SHORT TASK — Please retype the data in full and exactly; the pictures are not part of the copy.

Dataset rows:
· · · ·
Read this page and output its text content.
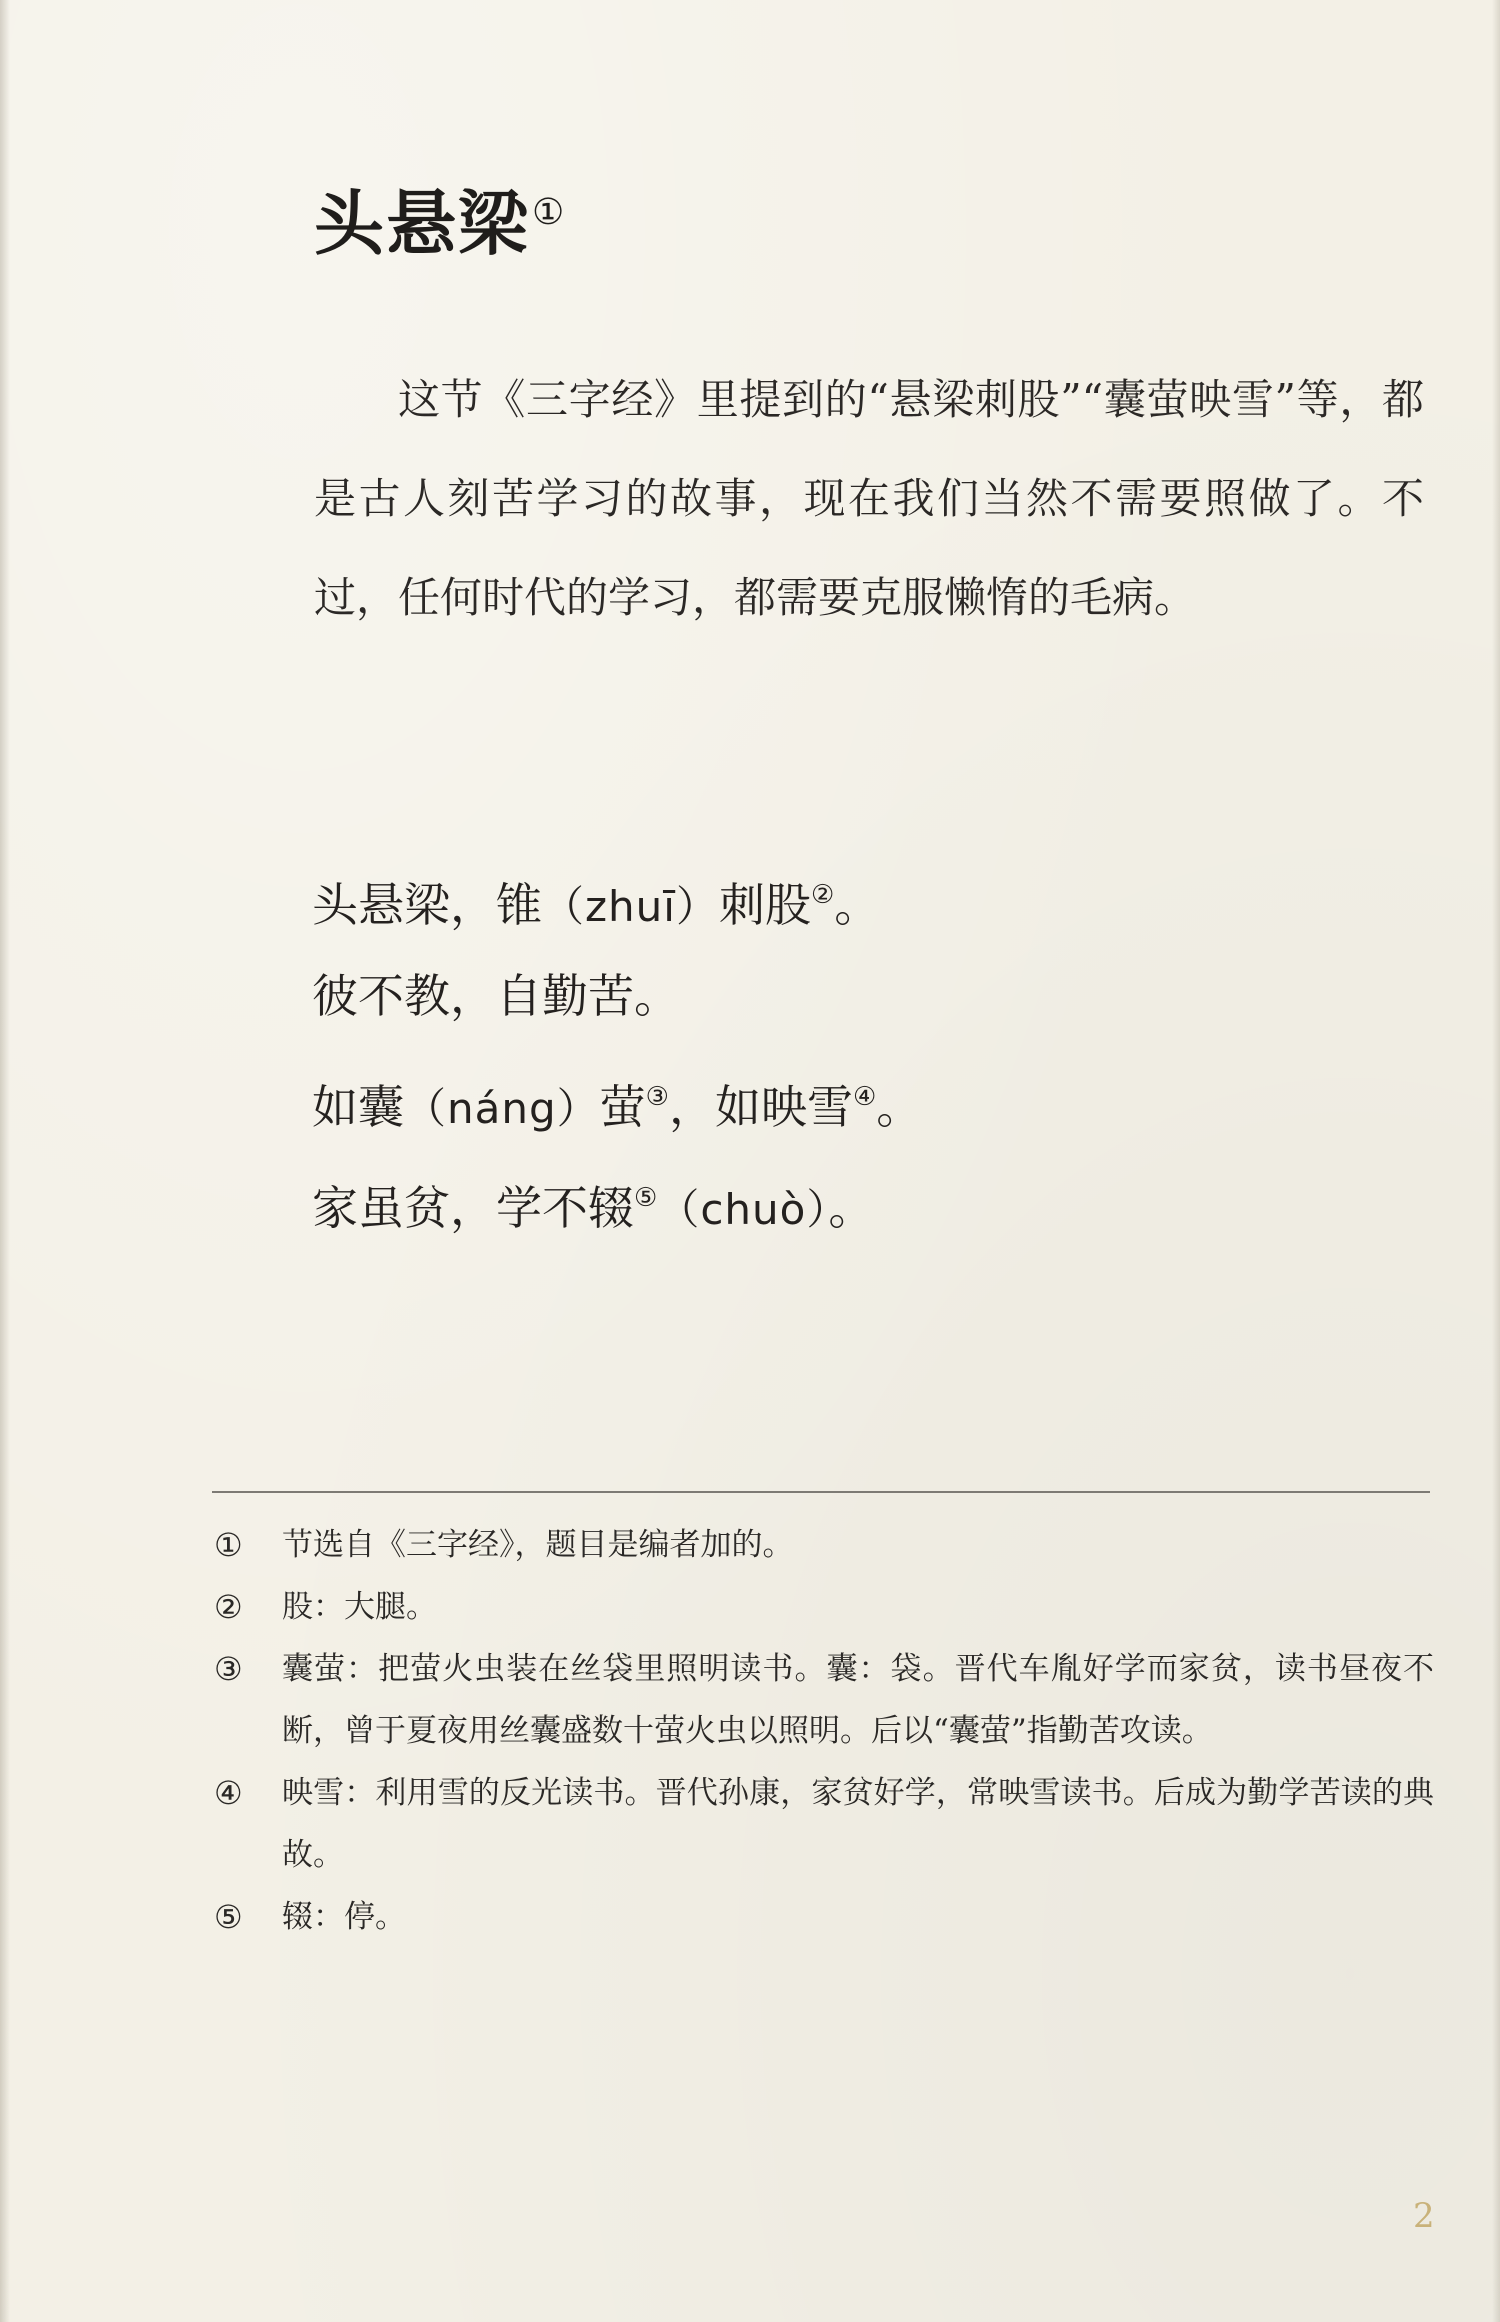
头悬梁①

这节《三字经》里提到的“悬梁刺股”“囊萤映雪”等，都是古人刻苦学习的故事，现在我们当然不需要照做了。不过，任何时代的学习，都需要克服懒惰的毛病。

头悬梁，锥（zhuī）刺股②。
彼不教，自勤苦。
如囊（náng）萤③，如映雪④。
家虽贫，学不辍⑤（chuò）。
①	节选自《三字经》，题目是编者加的。
②	股：大腿。
③	囊萤：把萤火虫装在丝袋里照明读书。囊：袋。晋代车胤好学而家贫，读书昼夜不断，曾于夏夜用丝囊盛数十萤火虫以照明。后以“囊萤”指勤苦攻读。
④	映雪：利用雪的反光读书。晋代孙康，家贫好学，常映雪读书。后成为勤学苦读的典故。
⑤	辍：停。
2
· · · ·
FINISHED ANSWER —
Read this page and output its text content.
头悬梁①

这节《三字经》里提到的“悬梁刺股”“囊萤映雪”等，都是古人刻苦学习的故事，现在我们当然不需要照做了。不过，任何时代的学习，都需要克服懒惰的毛病。

头悬梁，锥（zhuī）刺股②。
彼不教，自勤苦。
如囊（náng）萤③，如映雪④。
家虽贫，学不辍⑤（chuò）。
①	节选自《三字经》，题目是编者加的。
②	股：大腿。
③	囊萤：把萤火虫装在丝袋里照明读书。囊：袋。晋代车胤好学而家贫，读书昼夜不断，曾于夏夜用丝囊盛数十萤火虫以照明。后以“囊萤”指勤苦攻读。
④	映雪：利用雪的反光读书。晋代孙康，家贫好学，常映雪读书。后成为勤学苦读的典故。
⑤	辍：停。
2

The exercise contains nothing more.